**YOUR GOAL:** Only the lines that hold the word "produces" are wanted from this listing.

**GIVEN INFORMATION:**
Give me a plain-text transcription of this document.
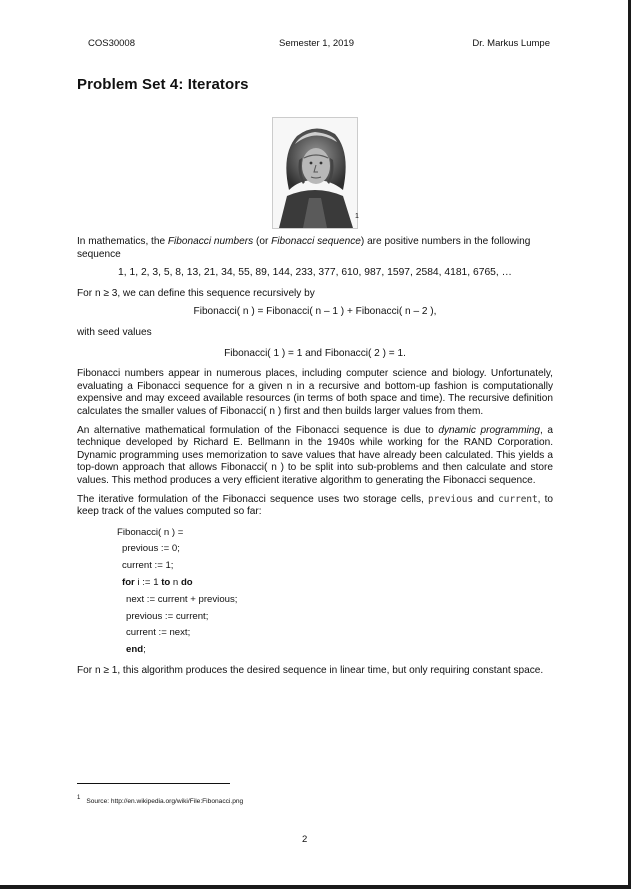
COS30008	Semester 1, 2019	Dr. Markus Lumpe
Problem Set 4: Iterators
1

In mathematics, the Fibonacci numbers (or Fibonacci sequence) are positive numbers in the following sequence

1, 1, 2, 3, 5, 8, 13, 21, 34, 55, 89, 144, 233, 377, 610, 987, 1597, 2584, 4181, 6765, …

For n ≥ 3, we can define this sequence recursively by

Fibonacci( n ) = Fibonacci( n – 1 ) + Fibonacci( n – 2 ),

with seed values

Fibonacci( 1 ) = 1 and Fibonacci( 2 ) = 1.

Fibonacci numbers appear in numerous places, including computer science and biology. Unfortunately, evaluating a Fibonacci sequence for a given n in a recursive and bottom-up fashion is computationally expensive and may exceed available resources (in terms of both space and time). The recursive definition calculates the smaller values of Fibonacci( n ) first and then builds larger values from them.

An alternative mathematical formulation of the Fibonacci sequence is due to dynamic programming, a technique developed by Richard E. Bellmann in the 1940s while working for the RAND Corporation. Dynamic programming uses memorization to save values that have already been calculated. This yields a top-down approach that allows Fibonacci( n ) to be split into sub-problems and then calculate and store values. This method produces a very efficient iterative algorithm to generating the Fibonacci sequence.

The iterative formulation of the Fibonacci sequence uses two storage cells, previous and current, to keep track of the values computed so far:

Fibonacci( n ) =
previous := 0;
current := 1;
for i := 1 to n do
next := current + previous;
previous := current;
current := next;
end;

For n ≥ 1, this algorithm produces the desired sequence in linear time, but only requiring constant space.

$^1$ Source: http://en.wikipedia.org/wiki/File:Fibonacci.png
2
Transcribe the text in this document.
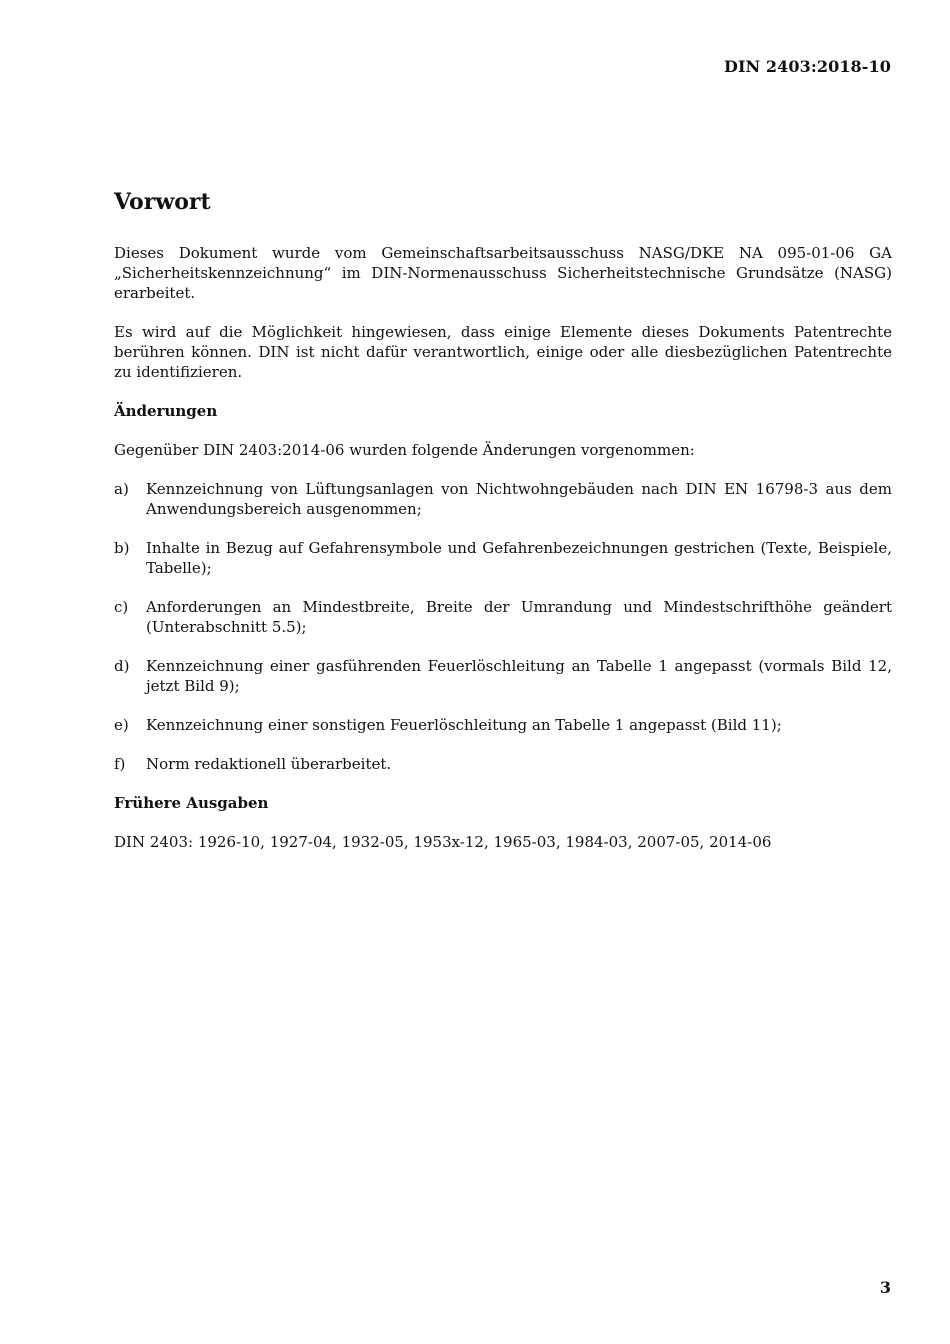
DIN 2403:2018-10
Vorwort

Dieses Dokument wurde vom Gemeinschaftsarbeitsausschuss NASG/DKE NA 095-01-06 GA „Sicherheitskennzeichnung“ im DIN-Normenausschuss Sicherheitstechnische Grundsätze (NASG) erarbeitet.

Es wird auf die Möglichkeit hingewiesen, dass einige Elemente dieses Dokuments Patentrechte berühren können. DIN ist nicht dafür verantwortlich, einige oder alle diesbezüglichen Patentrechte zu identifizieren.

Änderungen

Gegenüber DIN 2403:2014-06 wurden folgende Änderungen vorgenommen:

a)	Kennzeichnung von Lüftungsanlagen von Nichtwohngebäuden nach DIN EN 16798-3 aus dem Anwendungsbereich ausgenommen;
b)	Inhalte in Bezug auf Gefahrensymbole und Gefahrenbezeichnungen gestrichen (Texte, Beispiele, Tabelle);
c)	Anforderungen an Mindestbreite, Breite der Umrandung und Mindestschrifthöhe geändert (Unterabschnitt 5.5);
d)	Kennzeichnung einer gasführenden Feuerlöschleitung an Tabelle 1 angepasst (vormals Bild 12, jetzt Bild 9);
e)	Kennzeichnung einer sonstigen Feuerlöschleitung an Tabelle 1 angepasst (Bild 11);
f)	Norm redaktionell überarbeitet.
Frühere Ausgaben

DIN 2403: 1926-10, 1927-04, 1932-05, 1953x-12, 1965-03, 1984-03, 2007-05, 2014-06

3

**OUTPUT OF THE TASK:**
An alternative mathematical formulation of the Fibonacci sequence is due to dynamic programming, a technique developed by Richard E. Bellmann in the 1940s while working for the RAND Corporation. Dynamic programming uses memorization to save values that have already been calculated. This yields a top-down approach that allows Fibonacci( n ) to be split into sub-problems and then calculate and store values. This method produces a very efficient iterative algorithm to generating the Fibonacci sequence.
For n ≥ 1, this algorithm produces the desired sequence in linear time, but only requiring constant space.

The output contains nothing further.